— start —

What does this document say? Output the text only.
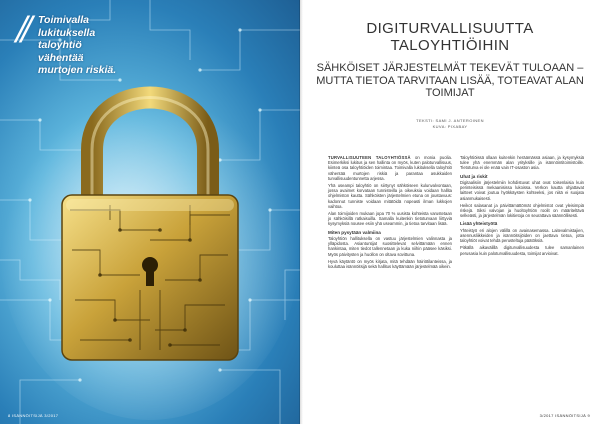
// Toimivalla lukituksella taloyhtiö vähentää murtojen riskiä.
8 ISÄNNÖITSIJÄ 3/2017
DIGITURVALLISUUTTA TALOYHTIÖIHIN
SÄHKÖISET JÄRJESTELMÄT TEKEVÄT TULOAAN – MUTTA TIETOA TARVITAAN LISÄÄ, TOTEAVAT ALAN TOIMIJAT
TEKSTI: SAMI J. ANTEROINEN
KUVA: PIXABAY

TURVALLISUUTEEN TALOYHTIÖSSÄ on monia puolia. Esimerkiksi lukitus ja sen hallinta on myös, kuten paloturvallisuus, kiinteä osa taloyhtiöiden toimintaa. Toimivalla lukituksella taloyhtiö vähentää murtojen riskiä ja parantaa asukkaiden turvallisuudentunnetta arjessa.

Yhä useampi taloyhtiö on siirtynyt sähköiseen kulunvalvontaan, jossa avaimet korvataan tunnisteilla ja oikeuksia voidaan hallita ohjelmiston kautta. Sähköisten järjestelmien etuna on joustavuus: kadonnut tunniste voidaan mitätöidä nopeasti ilman lukkojen vaihtoa.

Alan toimijoiden mukaan jopa 70 % uusista kohteista varustetaan jo sähköisillä ratkaisuilla. Samalla kuitenkin tietoturvaan liittyviä kysymyksiä nousee esiin yhä useammin, ja tietoa tarvitaan lisää.

Miten pysytään valmiina

Taloyhtiön hallituksella on vastuu järjestelmien valinnasta ja ylläpidosta. Asiantuntijat suosittelevat selvittämään ennen hankintaa, miten tiedot tallennetaan ja kuka niihin pääsee käsiksi. Myös päivitysten ja huollon on oltava sovittuna.

Hyvä käytäntö on myös kirjata, mitä tehdään häiriötilanteissa, ja kouluttaa isännöitsijä sekä hallitus käyttämään järjestelmää oikein.

Taloyhtiöissä ollaan kuitenkin heräämässä asiaan, ja kysymyksiä tulee yhä enemmän alan yrityksille ja isännöintitoimistoille. Tietoturva ei ole enää vain IT-osaston asia.

Uhat ja riskit

Digitaalisiin järjestelmiin kohdistuvat uhat ovat toisenlaisia kuin perinteisissä mekaanisissa lukoissa. Verkon kautta ohjattavat laitteet voivat joutua hyökkäysten kohteeksi, jos niitä ei suojata asianmukaisesti.

Heikot salasanat ja päivittämättömät ohjelmistot ovat yleisimpiä riskejä. Siksi valvojan ja huoltoyhtiön roolit on määriteltävä selkeästi, ja järjestelmän lokitietoja on seurattava säännöllisesti.

Lisää yhteistyötä

Yhteistyö eri alojen välillä on avainasemassa. Laitevalmistajien, asennusliikkeiden ja isännöitsijöiden on jaettava tietoa, jotta taloyhtiöt voivat tehdä perusteltuja päätöksiä.

Pitkällä aikavälillä digiturvallisuudesta tulee samanlainen perusasia kuin paloturvallisuudesta, toimijat arvioivat.

3/2017 ISÄNNÖITSIJÄ 9
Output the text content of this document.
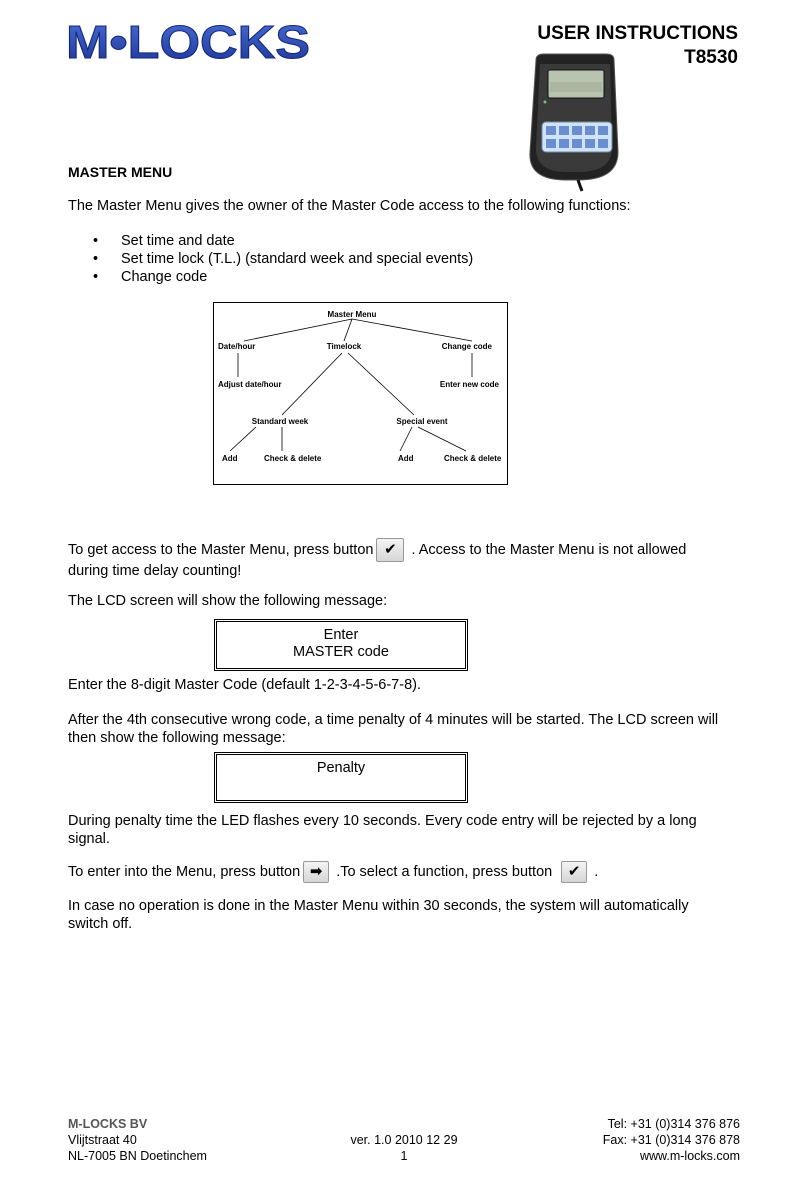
M•LOCKS	USER INSTRUCTIONS
T8530
MASTER MENU
The Master Menu gives the owner of the Master Code access to the following functions:
• Set time and date
• Set time lock (T.L.) (standard week and special events)
• Change code
Master Menu
Date/hour	Timelock	Change code
Adjust date/hour	Enter new code
Standard week	Special event
Add	Check & delete	Add	Check & delete
To get access to the Master Menu, press button ✔ . Access to the Master Menu is not allowed
during time delay counting!
The LCD screen will show the following message:
Enter
MASTER code
Enter the 8-digit Master Code (default 1-2-3-4-5-6-7-8).
After the 4th consecutive wrong code, a time penalty of 4 minutes will be started. The LCD screen will
then show the following message:
Penalty
During penalty time the LED flashes every 10 seconds. Every code entry will be rejected by a long
signal.
To enter into the Menu, press button ➡ .To select a function, press button ✔ .
In case no operation is done in the Master Menu within 30 seconds, the system will automatically
switch off.
M-LOCKS BV
Vlijtstraat 40
NL-7005 BN Doetinchem
ver. 1.0 2010 12 29
1
Tel: +31 (0)314 376 876
Fax: +31 (0)314 376 878
www.m-locks.com
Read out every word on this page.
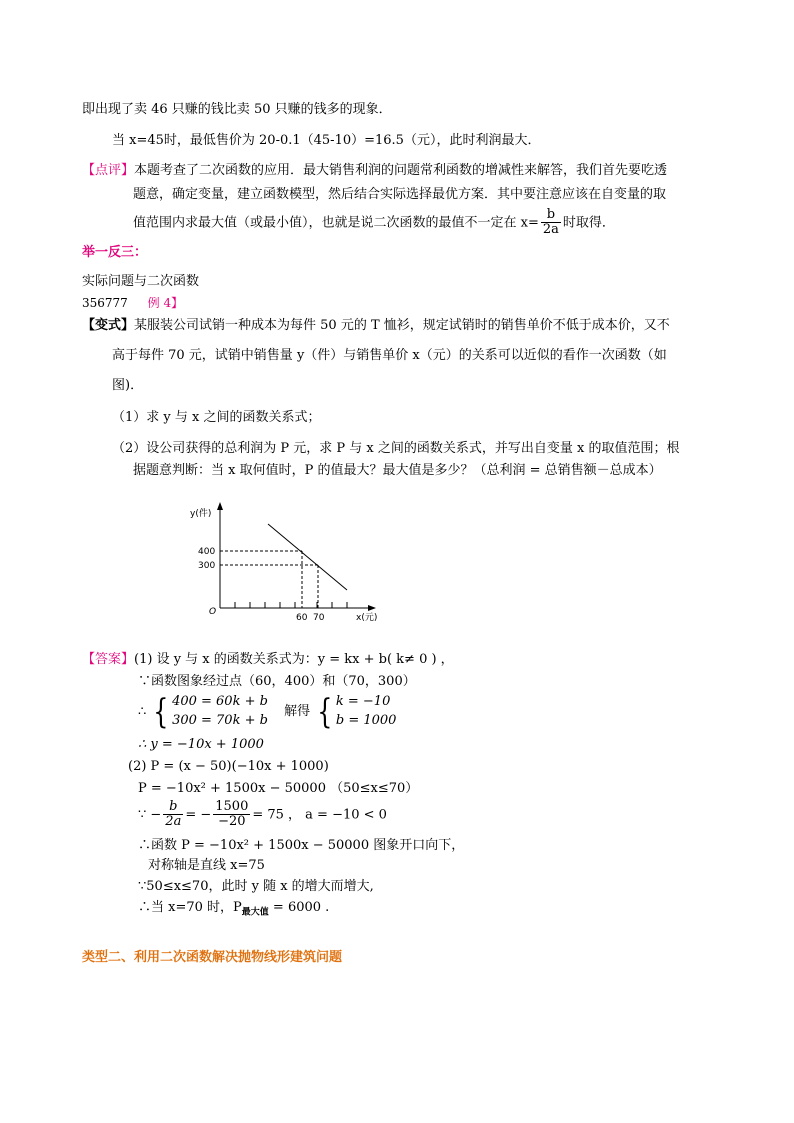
即出现了卖 46 只赚的钱比卖 50 只赚的钱多的现象．
当 x=45时，最低售价为 20-0.1（45-10）=16.5（元），此时利润最大．
【点评】本题考查了二次函数的应用．最大销售利润的问题常利函数的增减性来解答，我们首先要吃透
题意，确定变量，建立函数模型，然后结合实际选择最优方案．其中要注意应该在自变量的取
值范围内求最大值（或最小值），也就是说二次函数的最值不一定在 $x= \frac{b}{2a}$ 时取得．
举一反三：
实际问题与二次函数
356777 例 4】
【变式】某服装公司试销一种成本为每件 50 元的 T 恤衫，规定试销时的销售单价不低于成本价，又不
高于每件 70 元，试销中销售量 y（件）与销售单价 x（元）的关系可以近似的看作一次函数（如
图)．
（1）求 y 与 x 之间的函数关系式；
（2）设公司获得的总利润为 P 元，求 P 与 x 之间的函数关系式，并写出自变量 x 的取值范围；根
据题意判断：当 x 取何值时，P 的值最大？最大值是多少？（总利润 = 总销售额－总成本）
y(件)
x(元)
O
400
300
60 70
【答案】(1) 设 y 与 x 的函数关系式为：y = kx + b( k≠ 0 ) ，
∵函数图象经过点（60，400）和（70，300）
∴ { 400 = 60k + b
300 = 70k + b
解得 { k = −10
b = 1000
∴ y = −10x + 1000
(2) P = (x − 50)(−10x + 1000)
P = −10x² + 1500x − 50000 （50≤x≤70）
∵ − $\frac{b}{2a}$ = − $\frac{1500}{-20} = 75$ ， a = −10 < 0
∴函数 P = −10x² + 1500x − 50000 图象开口向下，
对称轴是直线 x=75
∵50≤x≤70，此时 y 随 x 的增大而增大,
∴当 x=70 时，$P_{最大值} = 6000$ .
类型二、利用二次函数解决抛物线形建筑问题
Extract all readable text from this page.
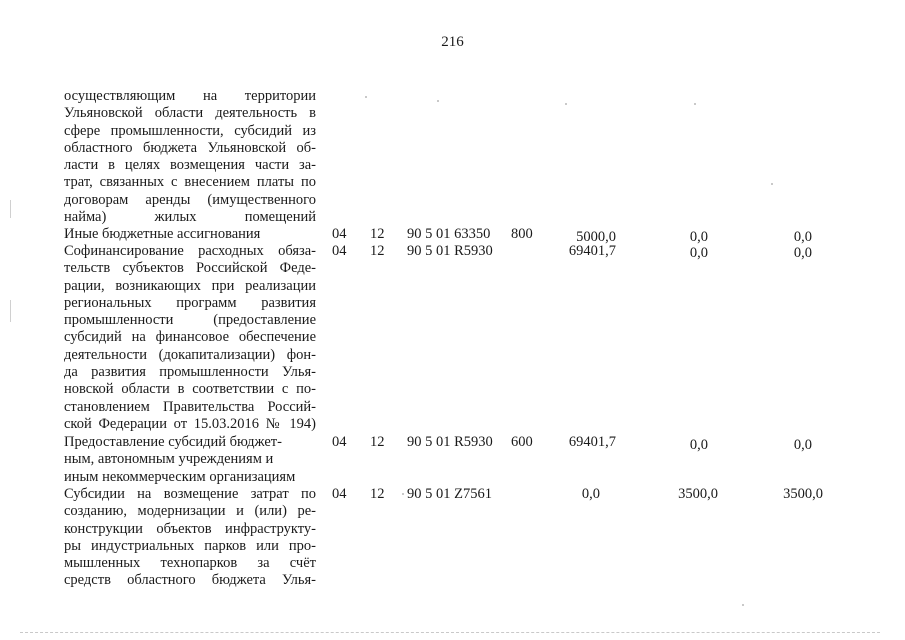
216
осуществляющим на территории
Ульяновской области деятельность в
сфере промышленности, субсидий из
областного бюджета Ульяновской об-
ласти в целях возмещения части за-
трат, связанных с внесением платы по
договорам аренды (имущественного
найма) жилых помещений
Иные бюджетные ассигнования	04 12 90 5 01 63350 800	5000,0	0,0	0,0
Софинансирование расходных обяза-
тельств субъектов Российской Феде-
рации, возникающих при реализации
региональных программ развития
промышленности (предоставление
субсидий на финансовое обеспечение
деятельности (докапитализации) фон-
да развития промышленности Улья-
новской области в соответствии с по-
становлением Правительства Россий-
ской Федерации от 15.03.2016 № 194)
04 12 90 5 01 R5930	69401,7	0,0	0,0
Предоставление субсидий бюджет-
ным, автономным учреждениям и
иным некоммерческим организациям
04 12 90 5 01 R5930 600	69401,7	0,0	0,0
Субсидии на возмещение затрат по
созданию, модернизации и (или) ре-
конструкции объектов инфраструкту-
ры индустриальных парков или про-
мышленных технопарков за счёт
средств областного бюджета Улья-
04 12 90 5 01 Z7561	0,0	3500,0	3500,0
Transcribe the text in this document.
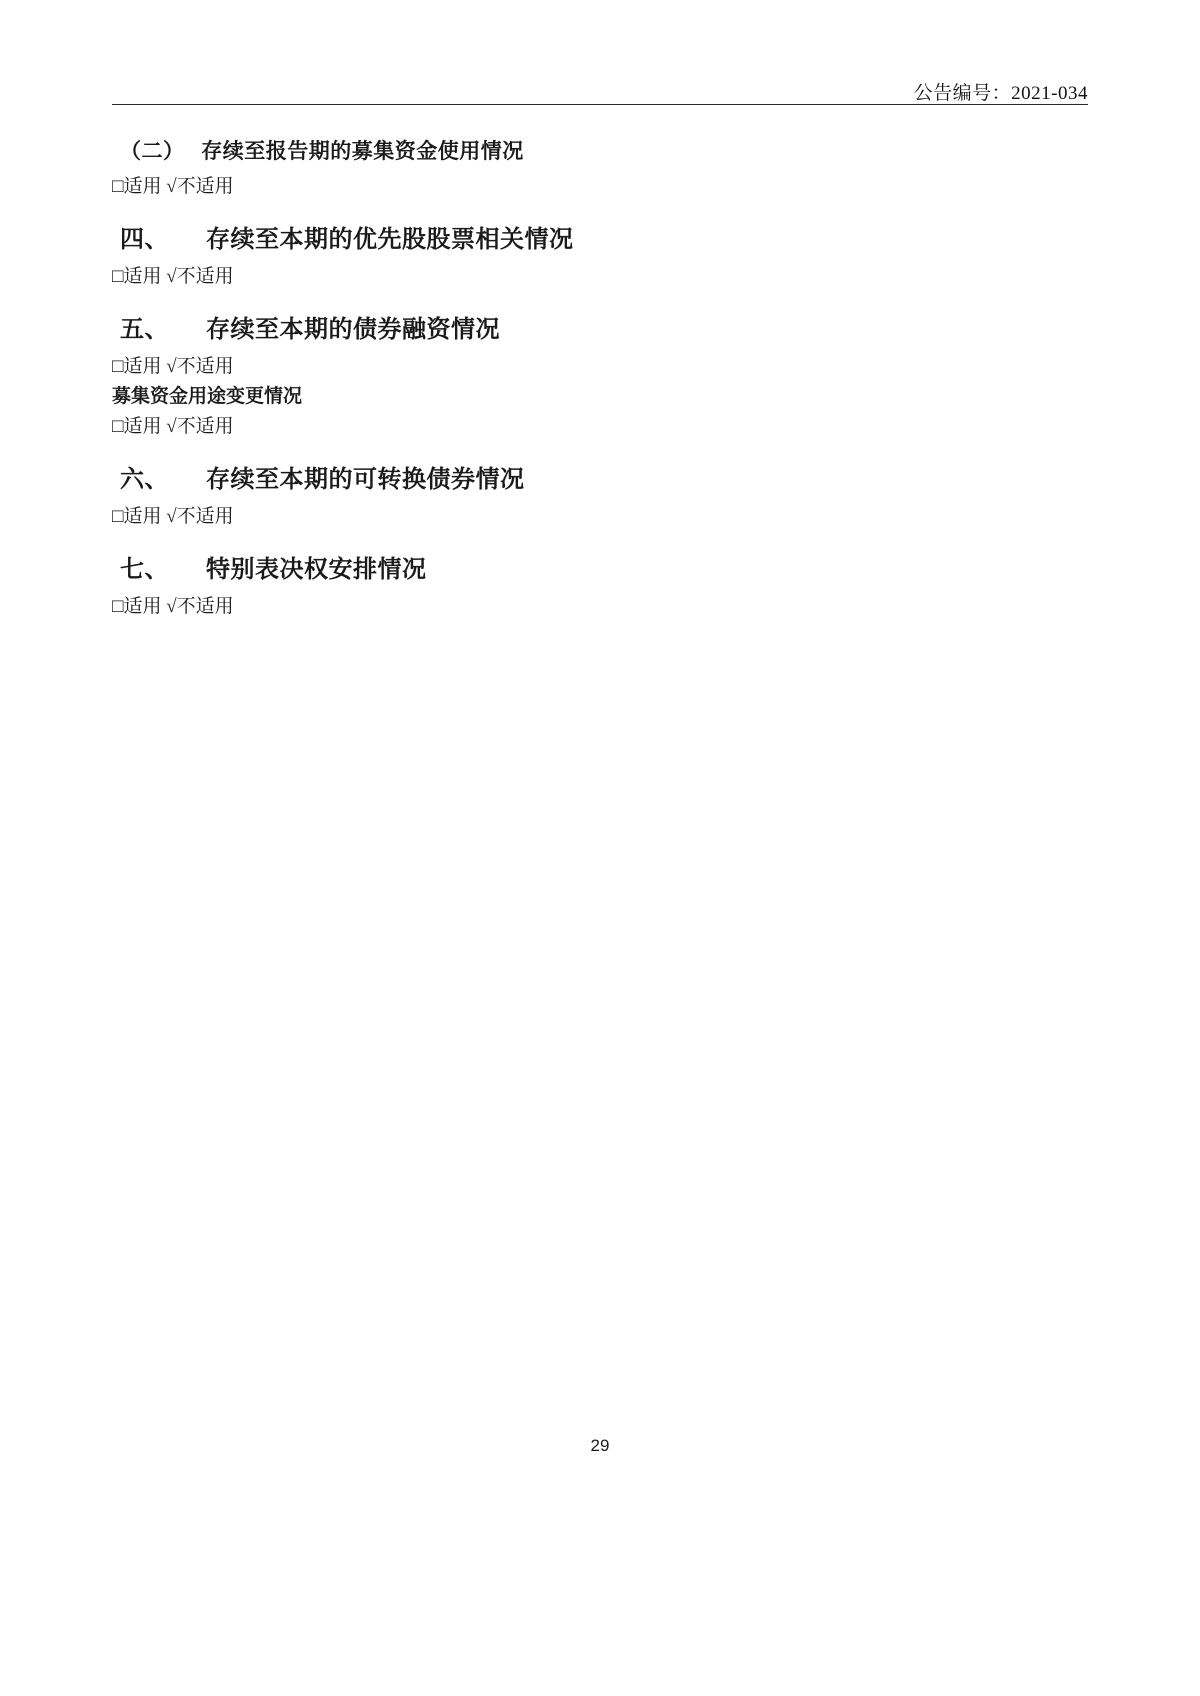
公告编号：2021-034
（二）　 存续至报告期的募集资金使用情况
□适用 √不适用
四、　　存续至本期的优先股股票相关情况
□适用 √不适用
五、　　存续至本期的债券融资情况
□适用 √不适用
募集资金用途变更情况
□适用 √不适用
六、　　存续至本期的可转换债券情况
□适用 √不适用
七、　　特别表决权安排情况
□适用 √不适用
29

— end —

Objective:
Using the entries above, return each line that includes the word "области".

Solution:
Ульяновской области деятельность в
новской области в соответствии с по-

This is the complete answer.